• **Extract**
++++++

Susan A Wheelan, Christian N. Burchill and Felice Tilin : The Link Between Teamwork and Patients’ Outcomes in Intensive Care Units AJCC 2003;12:527-534
Links between teamwork and outcomes have been established in a number of fields.
Investigations into this link in healthcare have yielded equivocal results.
In the context of social science literature, levels of teamwork and productivity have been linked to the concept of group development. The accumulated research evidence supports the general conclusion that groups move through 5 stepwise stages of development. Groups functioning at higher stages of development are more productive and more effective than groups at lower stages in accomplishing group goals.
The initial stage of development focuses on issues of inclusion and dependency; during this stage, members attempt to identify behavior acceptable to the leader and other group members.
The second stage described as a period of counterdependency and conflict. During the second stage, issues of power, authority, and competition are debated. Conflict with the leader and adequate resolution establish connection and openness among members. This stage also provides the opportunity to clarify areas of common values.
The third stage is devoted to the development of trust, increased collaboration and teamwork, and
more mature and open negotiation about goals, roles, group structure, and division of labor.

++++++

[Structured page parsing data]
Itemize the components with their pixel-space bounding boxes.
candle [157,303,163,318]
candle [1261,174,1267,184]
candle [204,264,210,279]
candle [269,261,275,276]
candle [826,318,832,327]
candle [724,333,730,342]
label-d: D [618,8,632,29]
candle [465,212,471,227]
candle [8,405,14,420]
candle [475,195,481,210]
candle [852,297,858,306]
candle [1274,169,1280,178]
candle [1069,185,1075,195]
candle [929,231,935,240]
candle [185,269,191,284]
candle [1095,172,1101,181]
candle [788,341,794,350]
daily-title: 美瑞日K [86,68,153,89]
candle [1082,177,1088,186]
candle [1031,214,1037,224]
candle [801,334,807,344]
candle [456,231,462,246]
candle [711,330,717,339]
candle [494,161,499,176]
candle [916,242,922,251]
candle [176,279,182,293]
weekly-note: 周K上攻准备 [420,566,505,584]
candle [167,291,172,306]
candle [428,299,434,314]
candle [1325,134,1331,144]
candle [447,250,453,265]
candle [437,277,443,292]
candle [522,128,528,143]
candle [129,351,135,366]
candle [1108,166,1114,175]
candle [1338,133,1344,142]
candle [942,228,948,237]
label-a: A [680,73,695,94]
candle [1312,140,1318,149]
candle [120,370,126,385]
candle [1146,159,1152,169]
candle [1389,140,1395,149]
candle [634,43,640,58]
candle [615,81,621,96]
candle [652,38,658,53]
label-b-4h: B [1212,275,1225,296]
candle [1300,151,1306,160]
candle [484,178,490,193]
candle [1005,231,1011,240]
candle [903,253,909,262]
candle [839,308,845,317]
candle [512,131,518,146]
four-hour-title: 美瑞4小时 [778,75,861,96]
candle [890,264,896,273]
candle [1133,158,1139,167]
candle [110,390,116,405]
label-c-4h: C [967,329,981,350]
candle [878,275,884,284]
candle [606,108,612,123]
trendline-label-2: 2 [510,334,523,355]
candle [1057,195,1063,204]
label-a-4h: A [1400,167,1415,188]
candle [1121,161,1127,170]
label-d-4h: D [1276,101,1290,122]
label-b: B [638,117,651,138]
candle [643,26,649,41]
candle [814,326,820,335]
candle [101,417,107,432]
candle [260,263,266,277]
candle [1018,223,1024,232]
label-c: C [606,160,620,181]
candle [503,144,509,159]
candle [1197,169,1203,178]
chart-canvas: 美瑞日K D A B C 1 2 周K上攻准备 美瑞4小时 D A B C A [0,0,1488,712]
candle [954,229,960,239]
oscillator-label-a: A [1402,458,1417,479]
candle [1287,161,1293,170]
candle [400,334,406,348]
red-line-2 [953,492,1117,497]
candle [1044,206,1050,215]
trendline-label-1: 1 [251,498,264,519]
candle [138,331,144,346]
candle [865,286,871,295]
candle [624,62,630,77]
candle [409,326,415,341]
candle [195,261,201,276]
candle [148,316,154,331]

++++++

• **Assignment**
Copy the teamwork article again, beginning at the words "Investigations into this" and stopping after "other group members.", with "productivity" swapped for "output". Nothing in the rows is needed for the work here.

• **Task response**
Investigations into this link in healthcare have yielded equivocal results.
In the context of social science literature, levels of teamwork and output have been linked to the concept of group development. The accumulated research evidence supports the general conclusion that groups move through 5 stepwise stages of development. Groups functioning at higher stages of development are more productive and more effective than groups at lower stages in accomplishing group goals.
The initial stage of development focuses on issues of inclusion and dependency; during this stage, members attempt to identify behavior acceptable to the leader and other group members.